[Begin]
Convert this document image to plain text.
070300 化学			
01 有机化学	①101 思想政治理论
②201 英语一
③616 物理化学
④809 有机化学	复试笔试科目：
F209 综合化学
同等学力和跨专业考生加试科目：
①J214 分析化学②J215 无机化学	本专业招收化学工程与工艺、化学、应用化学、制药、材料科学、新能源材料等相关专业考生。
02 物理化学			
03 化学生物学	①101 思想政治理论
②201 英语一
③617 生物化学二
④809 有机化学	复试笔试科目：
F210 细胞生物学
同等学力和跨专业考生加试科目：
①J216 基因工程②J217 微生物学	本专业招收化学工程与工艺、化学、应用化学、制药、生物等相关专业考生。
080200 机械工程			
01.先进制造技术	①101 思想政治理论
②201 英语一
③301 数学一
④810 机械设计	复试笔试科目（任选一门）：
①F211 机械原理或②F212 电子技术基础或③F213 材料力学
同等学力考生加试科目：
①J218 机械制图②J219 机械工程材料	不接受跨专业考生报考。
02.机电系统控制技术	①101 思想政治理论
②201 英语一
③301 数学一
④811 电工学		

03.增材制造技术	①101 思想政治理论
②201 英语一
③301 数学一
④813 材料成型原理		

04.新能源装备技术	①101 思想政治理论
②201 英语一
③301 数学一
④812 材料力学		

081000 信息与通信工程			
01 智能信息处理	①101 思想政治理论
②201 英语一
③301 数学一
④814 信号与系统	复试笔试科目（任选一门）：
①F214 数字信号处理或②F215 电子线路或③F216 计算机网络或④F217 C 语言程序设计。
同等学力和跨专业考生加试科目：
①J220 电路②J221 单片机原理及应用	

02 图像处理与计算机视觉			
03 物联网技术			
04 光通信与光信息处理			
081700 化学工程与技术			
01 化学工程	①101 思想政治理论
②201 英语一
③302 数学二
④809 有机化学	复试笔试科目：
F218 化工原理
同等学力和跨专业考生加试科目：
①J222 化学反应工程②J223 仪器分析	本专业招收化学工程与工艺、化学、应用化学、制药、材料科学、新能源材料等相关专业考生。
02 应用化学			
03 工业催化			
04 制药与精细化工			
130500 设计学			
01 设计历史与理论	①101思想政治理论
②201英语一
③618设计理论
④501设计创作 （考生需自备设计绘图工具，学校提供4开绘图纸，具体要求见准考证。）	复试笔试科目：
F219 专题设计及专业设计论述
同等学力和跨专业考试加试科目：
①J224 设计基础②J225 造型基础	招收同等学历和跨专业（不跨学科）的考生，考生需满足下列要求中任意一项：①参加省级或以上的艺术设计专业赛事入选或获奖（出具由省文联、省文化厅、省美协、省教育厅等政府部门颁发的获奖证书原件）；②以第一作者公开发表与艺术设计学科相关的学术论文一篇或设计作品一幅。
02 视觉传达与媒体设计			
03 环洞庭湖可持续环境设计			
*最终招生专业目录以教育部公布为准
[End]
§ GOAL
Give a word-for-word copy of the records.

§ OUTPUT FOR THIS EXERCISE
Convert this document image to plain text.
070300 化学			
01 有机化学	①101 思想政治理论
②201 英语一
③616 物理化学
④809 有机化学	复试笔试科目：
F209 综合化学
同等学力和跨专业考生加试科目：
①J214 分析化学②J215 无机化学	本专业招收化学工程与工艺、化学、应用化学、制药、材料科学、新能源材料等相关专业考生。
02 物理化学			
03 化学生物学	①101 思想政治理论
②201 英语一
③617 生物化学二
④809 有机化学	复试笔试科目：
F210 细胞生物学
同等学力和跨专业考生加试科目：
①J216 基因工程②J217 微生物学	本专业招收化学工程与工艺、化学、应用化学、制药、生物等相关专业考生。
080200 机械工程			
01.先进制造技术	①101 思想政治理论
②201 英语一
③301 数学一
④810 机械设计	复试笔试科目（任选一门）：
①F211 机械原理或②F212 电子技术基础或③F213 材料力学
同等学力考生加试科目：
①J218 机械制图②J219 机械工程材料	不接受跨专业考生报考。
02.机电系统控制技术	①101 思想政治理论
②201 英语一
③301 数学一
④811 电工学		

03.增材制造技术	①101 思想政治理论
②201 英语一
③301 数学一
④813 材料成型原理		

04.新能源装备技术	①101 思想政治理论
②201 英语一
③301 数学一
④812 材料力学		

081000 信息与通信工程			
01 智能信息处理	①101 思想政治理论
②201 英语一
③301 数学一
④814 信号与系统	复试笔试科目（任选一门）：
①F214 数字信号处理或②F215 电子线路或③F216 计算机网络或④F217 C 语言程序设计。
同等学力和跨专业考生加试科目：
①J220 电路②J221 单片机原理及应用	

02 图像处理与计算机视觉			
03 物联网技术			
04 光通信与光信息处理			
081700 化学工程与技术			
01 化学工程	①101 思想政治理论
②201 英语一
③302 数学二
④809 有机化学	复试笔试科目：
F218 化工原理
同等学力和跨专业考生加试科目：
①J222 化学反应工程②J223 仪器分析	本专业招收化学工程与工艺、化学、应用化学、制药、材料科学、新能源材料等相关专业考生。
02 应用化学			
03 工业催化			
04 制药与精细化工			
130500 设计学			
01 设计历史与理论	①101思想政治理论
②201英语一
③618设计理论
④501设计创作 （考生需自备设计绘图工具，学校提供4开绘图纸，具体要求见准考证。）	复试笔试科目：
F219 专题设计及专业设计论述
同等学力和跨专业考试加试科目：
①J224 设计基础②J225 造型基础	招收同等学历和跨专业（不跨学科）的考生，考生需满足下列要求中任意一项：①参加省级或以上的艺术设计专业赛事入选或获奖（出具由省文联、省文化厅、省美协、省教育厅等政府部门颁发的获奖证书原件）；②以第一作者公开发表与艺术设计学科相关的学术论文一篇或设计作品一幅。
02 视觉传达与媒体设计			
03 环洞庭湖可持续环境设计			
*最终招生专业目录以教育部公布为准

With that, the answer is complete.